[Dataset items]
◇ ◇ ◇ ◇
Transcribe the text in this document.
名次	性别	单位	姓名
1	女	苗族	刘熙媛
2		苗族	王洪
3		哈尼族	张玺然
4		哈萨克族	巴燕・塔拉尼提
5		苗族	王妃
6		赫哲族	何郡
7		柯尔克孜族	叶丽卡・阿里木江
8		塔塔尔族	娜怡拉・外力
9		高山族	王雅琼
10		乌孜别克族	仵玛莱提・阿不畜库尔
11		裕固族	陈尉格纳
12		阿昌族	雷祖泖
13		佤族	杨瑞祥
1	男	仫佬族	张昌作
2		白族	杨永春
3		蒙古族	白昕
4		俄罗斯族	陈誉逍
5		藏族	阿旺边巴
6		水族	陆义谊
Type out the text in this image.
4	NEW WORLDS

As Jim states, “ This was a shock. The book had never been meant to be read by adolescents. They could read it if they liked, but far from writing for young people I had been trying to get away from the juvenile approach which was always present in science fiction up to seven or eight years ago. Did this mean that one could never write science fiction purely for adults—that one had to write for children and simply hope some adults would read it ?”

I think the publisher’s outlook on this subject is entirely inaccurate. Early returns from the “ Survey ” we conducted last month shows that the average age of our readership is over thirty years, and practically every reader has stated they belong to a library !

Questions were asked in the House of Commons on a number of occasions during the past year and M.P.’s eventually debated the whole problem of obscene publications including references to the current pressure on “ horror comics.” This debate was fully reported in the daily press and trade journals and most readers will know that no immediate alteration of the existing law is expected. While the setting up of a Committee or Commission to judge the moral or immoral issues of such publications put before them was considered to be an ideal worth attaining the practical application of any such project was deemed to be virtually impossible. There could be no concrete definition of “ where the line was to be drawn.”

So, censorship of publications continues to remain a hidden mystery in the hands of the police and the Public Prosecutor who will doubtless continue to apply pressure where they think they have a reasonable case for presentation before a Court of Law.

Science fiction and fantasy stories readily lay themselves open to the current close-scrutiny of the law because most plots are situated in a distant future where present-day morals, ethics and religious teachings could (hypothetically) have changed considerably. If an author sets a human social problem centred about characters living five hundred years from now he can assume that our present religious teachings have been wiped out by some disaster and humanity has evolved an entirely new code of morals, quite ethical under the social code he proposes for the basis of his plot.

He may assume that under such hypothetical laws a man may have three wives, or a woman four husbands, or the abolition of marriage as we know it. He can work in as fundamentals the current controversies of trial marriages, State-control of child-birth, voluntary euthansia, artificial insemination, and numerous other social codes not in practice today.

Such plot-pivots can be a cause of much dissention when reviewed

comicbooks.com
◇ ◇ ◇ ◇
_WRITTEN EXERCISE_
Search the lines for the string "text" and copy every line that has it.

_TASK ANSWER_
Transcribe the text in this document.
Type out the text in this image.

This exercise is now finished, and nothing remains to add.